[Data supplied]:
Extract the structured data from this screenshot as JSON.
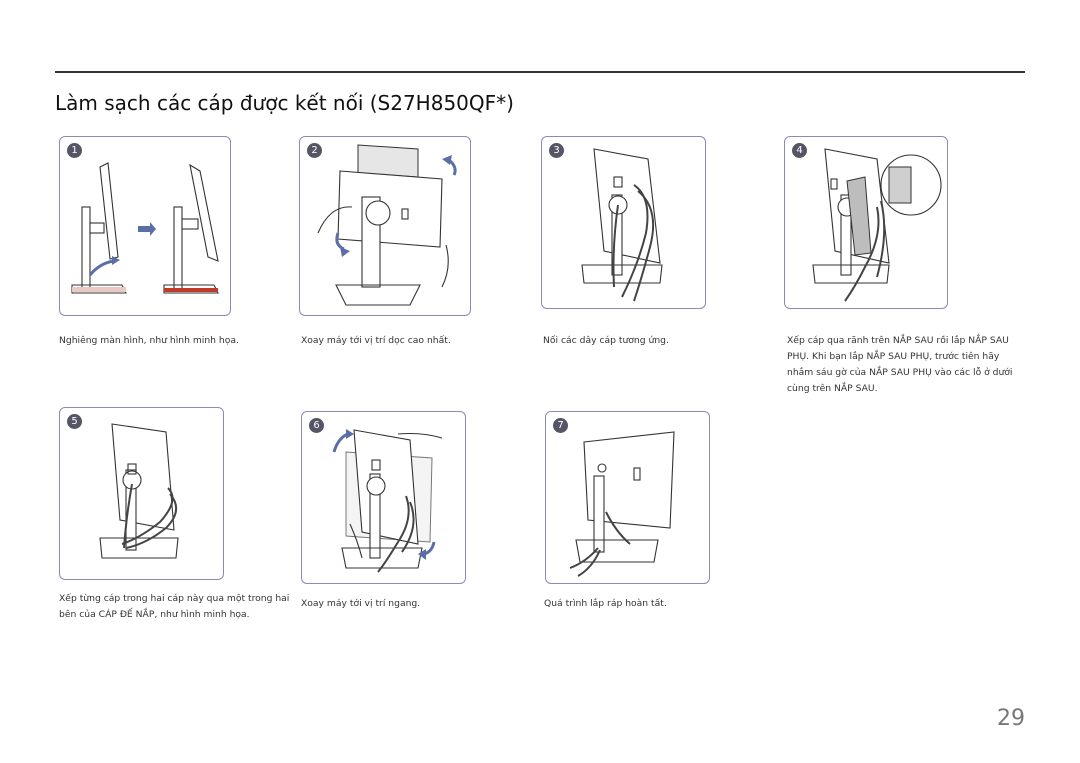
{
  "page": {
    "title": "Làm sạch các cáp được kết nối (S27H850QF*)",
    "page_number": "29"
  },
  "steps": [
    {
      "number": "1",
      "caption": "Nghiêng màn hình, như hình minh họa."
    },
    {
      "number": "2",
      "caption": "Xoay máy tới vị trí dọc cao nhất."
    },
    {
      "number": "3",
      "caption": "Nối các dây cáp tương ứng."
    },
    {
      "number": "4",
      "caption": "Xếp cáp qua rãnh trên NẮP SAU rồi lắp NẮP SAU PHỤ. Khi bạn lắp NẮP SAU PHỤ, trước tiên hãy nhắm sáu gờ của NẮP SAU PHỤ vào các lỗ ở dưới cùng trên NẮP SAU."
    },
    {
      "number": "5",
      "caption": "Xếp từng cáp trong hai cáp này qua một trong hai bên của CÁP ĐẾ NẮP, như hình minh họa."
    },
    {
      "number": "6",
      "caption": "Xoay máy tới vị trí ngang."
    },
    {
      "number": "7",
      "caption": "Quá trình lắp ráp hoàn tất."
    }
  ],
  "colors": {
    "panel_border": "#8a8ab8",
    "badge_fill": "#555566",
    "arrow": "#5b6ea8",
    "accent_red": "#c0392b"
  }
}
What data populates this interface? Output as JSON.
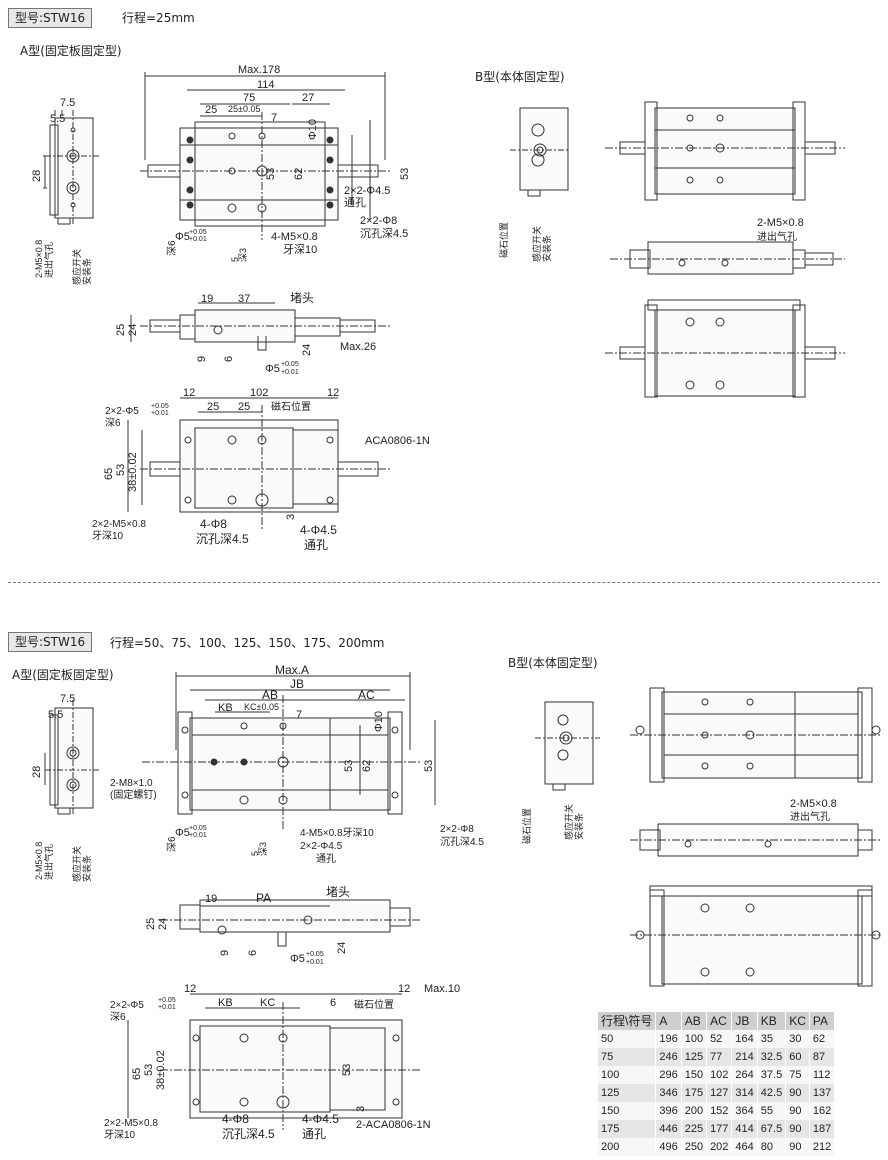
{
  "top": {
    "model_tag": "型号:STW16",
    "stroke": "行程=25mm",
    "type_a": "A型(固定板固定型)",
    "type_b": "B型(本体固定型)",
    "dims": {
      "max": "Max.178",
      "d114": "114",
      "d75": "75",
      "d25": "25",
      "d25tol": "25±0.05",
      "d27": "27",
      "d7": "7",
      "phi10": "Φ10",
      "d53a": "53",
      "d62": "62",
      "d53b": "53",
      "d7_5": "7.5",
      "d5_5": "5.5",
      "d28": "28",
      "m5_side": "2-M5×0.8",
      "m5_side_sub": "进出气孔",
      "switch_side": "感应开关",
      "switch_side2": "安装条",
      "phi5": "Φ5",
      "phi5_tol_top": "+0.05",
      "phi5_tol_bot": "+0.01",
      "depth6": "深6",
      "d5tol": "5",
      "d5tol_u": "+0.05",
      "d5tol_l": "+0.01",
      "deep3": "深3",
      "m5_front": "4-M5×0.8",
      "m5_front_sub": "牙深10",
      "phi4_5": "2×2-Φ4.5",
      "through": "通孔",
      "phi8": "2×2-Φ8",
      "counterbore": "沉孔深4.5",
      "b_magnet": "磁石位置",
      "b_switch": "感应开关",
      "b_switch2": "安装条",
      "b_port": "2-M5×0.8",
      "b_port_sub": "进出气孔",
      "s19": "19",
      "s37": "37",
      "plug": "堵头",
      "s25": "25",
      "s24": "24",
      "s9": "9",
      "s6": "6",
      "s24b": "24",
      "smax26": "Max.26",
      "sphi5": "Φ5",
      "sphi5u": "+0.05",
      "sphi5l": "+0.01",
      "p12a": "12",
      "p102": "102",
      "p12b": "12",
      "p25a": "25",
      "p25b": "25",
      "pmag": "磁石位置",
      "pphi5": "2×2-Φ5",
      "pphi5u": "+0.05",
      "pphi5l": "+0.01",
      "pdeep6": "深6",
      "p65": "65",
      "p53": "53",
      "p38": "38±0.02",
      "paca": "ACA0806-1N",
      "pm5": "2×2-M5×0.8",
      "pm5sub": "牙深10",
      "pphi8": "4-Φ8",
      "pcb": "沉孔深4.5",
      "pphi45": "4-Φ4.5",
      "pthrough": "通孔",
      "p3": "3"
    }
  },
  "bottom": {
    "model_tag": "型号:STW16",
    "stroke": "行程=50、75、100、125、150、175、200mm",
    "type_a": "A型(固定板固定型)",
    "type_b": "B型(本体固定型)",
    "dims": {
      "maxa": "Max.A",
      "jb": "JB",
      "ab": "AB",
      "ac": "AC",
      "kb": "KB",
      "kctol": "KC±0.05",
      "d7": "7",
      "phi10": "Φ10",
      "d53a": "53",
      "d62": "62",
      "d53b": "53",
      "d7_5": "7.5",
      "d5_5": "5.5",
      "d28": "28",
      "m8": "2-M8×1.0",
      "m8sub": "(固定螺钉)",
      "m5_side": "2-M5×0.8",
      "m5_side_sub": "进出气孔",
      "switch_side": "感应开关",
      "switch_side2": "安装条",
      "phi5": "Φ5",
      "phi5u": "+0.05",
      "phi5l": "+0.01",
      "depth6": "深6",
      "d5": "5",
      "d5u": "+0.05",
      "d5l": "+0.01",
      "deep3": "深3",
      "m5f": "4-M5×0.8牙深10",
      "phi45": "2×2-Φ4.5",
      "through": "通孔",
      "phi8": "2×2-Φ8",
      "cb": "沉孔深4.5",
      "b_magnet": "磁石位置",
      "b_switch": "感应开关",
      "b_switch2": "安装条",
      "b_port": "2-M5×0.8",
      "b_port_sub": "进出气孔",
      "s19": "19",
      "spa": "PA",
      "plug": "堵头",
      "s25": "25",
      "s24": "24",
      "s9": "9",
      "s6": "6",
      "s24b": "24",
      "sphi5": "Φ5",
      "sphi5u": "+0.05",
      "sphi5l": "+0.01",
      "p12a": "12",
      "pkb": "KB",
      "pkc": "KC",
      "p6": "6",
      "p12b": "12",
      "pmax10": "Max.10",
      "pmag": "磁石位置",
      "pphi5": "2×2-Φ5",
      "pphi5u": "+0.05",
      "pphi5l": "+0.01",
      "pdeep6": "深6",
      "p65": "65",
      "p53": "53",
      "p38": "38±0.02",
      "p53r": "53",
      "pm5": "2×2-M5×0.8",
      "pm5sub": "牙深10",
      "pphi8": "4-Φ8",
      "pcb": "沉孔深4.5",
      "pphi45": "4-Φ4.5",
      "pthrough": "通孔",
      "p3": "3",
      "paca": "2-ACA0806-1N"
    }
  },
  "table": {
    "headers": [
      "行程\\符号",
      "A",
      "AB",
      "AC",
      "JB",
      "KB",
      "KC",
      "PA"
    ],
    "rows": [
      [
        "50",
        "196",
        "100",
        "52",
        "164",
        "35",
        "30",
        "62"
      ],
      [
        "75",
        "246",
        "125",
        "77",
        "214",
        "32.5",
        "60",
        "87"
      ],
      [
        "100",
        "296",
        "150",
        "102",
        "264",
        "37.5",
        "75",
        "112"
      ],
      [
        "125",
        "346",
        "175",
        "127",
        "314",
        "42.5",
        "90",
        "137"
      ],
      [
        "150",
        "396",
        "200",
        "152",
        "364",
        "55",
        "90",
        "162"
      ],
      [
        "175",
        "446",
        "225",
        "177",
        "414",
        "67.5",
        "90",
        "187"
      ],
      [
        "200",
        "496",
        "250",
        "202",
        "464",
        "80",
        "90",
        "212"
      ]
    ]
  }
}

[Requirements]: From the entries, report each line that includes the word "hình".

[Result of this task]:
      "caption": "Nghiêng màn hình, như hình minh họa."
      "caption": "Xếp từng cáp trong hai cáp này qua một trong hai bên của CÁP ĐẾ NẮP, như hình minh họa."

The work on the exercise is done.